- [Given exercise] Scan the data below and pick out the lines containing the word "шестерня".

————————

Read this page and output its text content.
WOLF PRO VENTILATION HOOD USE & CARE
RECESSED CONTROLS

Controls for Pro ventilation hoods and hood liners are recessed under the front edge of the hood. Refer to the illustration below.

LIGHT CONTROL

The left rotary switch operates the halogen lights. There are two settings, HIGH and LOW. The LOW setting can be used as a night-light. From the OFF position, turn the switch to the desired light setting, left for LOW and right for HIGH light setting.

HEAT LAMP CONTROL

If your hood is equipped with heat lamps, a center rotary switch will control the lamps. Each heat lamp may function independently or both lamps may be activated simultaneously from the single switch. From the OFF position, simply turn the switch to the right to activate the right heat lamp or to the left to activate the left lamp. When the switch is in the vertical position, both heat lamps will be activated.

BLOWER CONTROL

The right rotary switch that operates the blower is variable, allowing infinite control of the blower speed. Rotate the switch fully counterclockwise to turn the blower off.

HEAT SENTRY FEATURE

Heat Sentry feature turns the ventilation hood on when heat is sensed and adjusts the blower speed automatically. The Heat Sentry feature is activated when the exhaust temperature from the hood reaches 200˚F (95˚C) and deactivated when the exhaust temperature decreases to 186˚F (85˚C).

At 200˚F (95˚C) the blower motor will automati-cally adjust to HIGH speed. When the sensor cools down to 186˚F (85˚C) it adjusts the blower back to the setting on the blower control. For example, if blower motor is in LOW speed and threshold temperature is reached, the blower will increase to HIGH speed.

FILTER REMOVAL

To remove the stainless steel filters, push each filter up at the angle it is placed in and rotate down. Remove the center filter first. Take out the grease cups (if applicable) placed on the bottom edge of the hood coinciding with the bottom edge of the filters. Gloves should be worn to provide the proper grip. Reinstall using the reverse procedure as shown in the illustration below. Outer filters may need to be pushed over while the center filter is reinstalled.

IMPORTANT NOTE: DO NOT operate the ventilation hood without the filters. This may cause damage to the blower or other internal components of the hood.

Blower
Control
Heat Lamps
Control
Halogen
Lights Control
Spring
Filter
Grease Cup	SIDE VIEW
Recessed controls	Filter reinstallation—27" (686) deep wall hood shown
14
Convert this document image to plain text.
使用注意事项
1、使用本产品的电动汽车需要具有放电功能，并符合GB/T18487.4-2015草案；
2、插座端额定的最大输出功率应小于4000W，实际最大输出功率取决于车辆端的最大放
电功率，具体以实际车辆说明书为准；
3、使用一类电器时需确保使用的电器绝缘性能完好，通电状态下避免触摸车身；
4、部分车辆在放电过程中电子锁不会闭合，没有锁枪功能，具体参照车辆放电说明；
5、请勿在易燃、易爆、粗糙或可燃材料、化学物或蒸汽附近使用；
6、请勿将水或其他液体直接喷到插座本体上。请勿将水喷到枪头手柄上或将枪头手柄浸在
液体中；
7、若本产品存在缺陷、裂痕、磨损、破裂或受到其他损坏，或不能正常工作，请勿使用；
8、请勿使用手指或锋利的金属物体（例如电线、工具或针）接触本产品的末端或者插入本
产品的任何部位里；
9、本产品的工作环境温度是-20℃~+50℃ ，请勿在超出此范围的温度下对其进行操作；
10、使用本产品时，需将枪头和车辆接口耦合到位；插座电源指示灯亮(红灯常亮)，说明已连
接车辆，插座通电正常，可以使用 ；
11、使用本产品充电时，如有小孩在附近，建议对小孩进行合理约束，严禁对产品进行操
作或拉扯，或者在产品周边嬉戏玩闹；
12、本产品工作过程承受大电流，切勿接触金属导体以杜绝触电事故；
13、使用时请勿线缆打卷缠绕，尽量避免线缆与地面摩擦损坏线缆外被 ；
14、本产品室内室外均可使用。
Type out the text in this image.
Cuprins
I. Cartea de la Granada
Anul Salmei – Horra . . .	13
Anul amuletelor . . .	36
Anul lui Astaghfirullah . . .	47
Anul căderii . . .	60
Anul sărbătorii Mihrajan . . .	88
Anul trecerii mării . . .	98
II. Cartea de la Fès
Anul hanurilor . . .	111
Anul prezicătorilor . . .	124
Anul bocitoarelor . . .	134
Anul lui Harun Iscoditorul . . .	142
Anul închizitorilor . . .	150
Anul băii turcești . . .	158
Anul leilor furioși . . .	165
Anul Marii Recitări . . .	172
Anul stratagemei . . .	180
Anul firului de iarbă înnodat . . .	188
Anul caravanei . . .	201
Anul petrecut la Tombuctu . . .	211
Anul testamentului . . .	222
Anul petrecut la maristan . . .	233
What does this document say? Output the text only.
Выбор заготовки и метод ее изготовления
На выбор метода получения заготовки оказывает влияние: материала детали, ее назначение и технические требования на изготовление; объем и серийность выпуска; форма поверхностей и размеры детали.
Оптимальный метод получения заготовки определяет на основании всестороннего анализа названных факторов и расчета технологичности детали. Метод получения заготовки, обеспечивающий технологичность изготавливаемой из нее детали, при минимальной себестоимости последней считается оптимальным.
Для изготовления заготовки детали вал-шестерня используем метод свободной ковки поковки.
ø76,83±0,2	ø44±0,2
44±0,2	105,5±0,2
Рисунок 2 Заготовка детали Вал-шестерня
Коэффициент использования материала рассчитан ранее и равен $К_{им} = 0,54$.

————————

- [Output for this task]
Для изготовления заготовки детали вал-шестерня используем метод свободной ковки поковки.
Рисунок 2 Заготовка детали Вал-шестерня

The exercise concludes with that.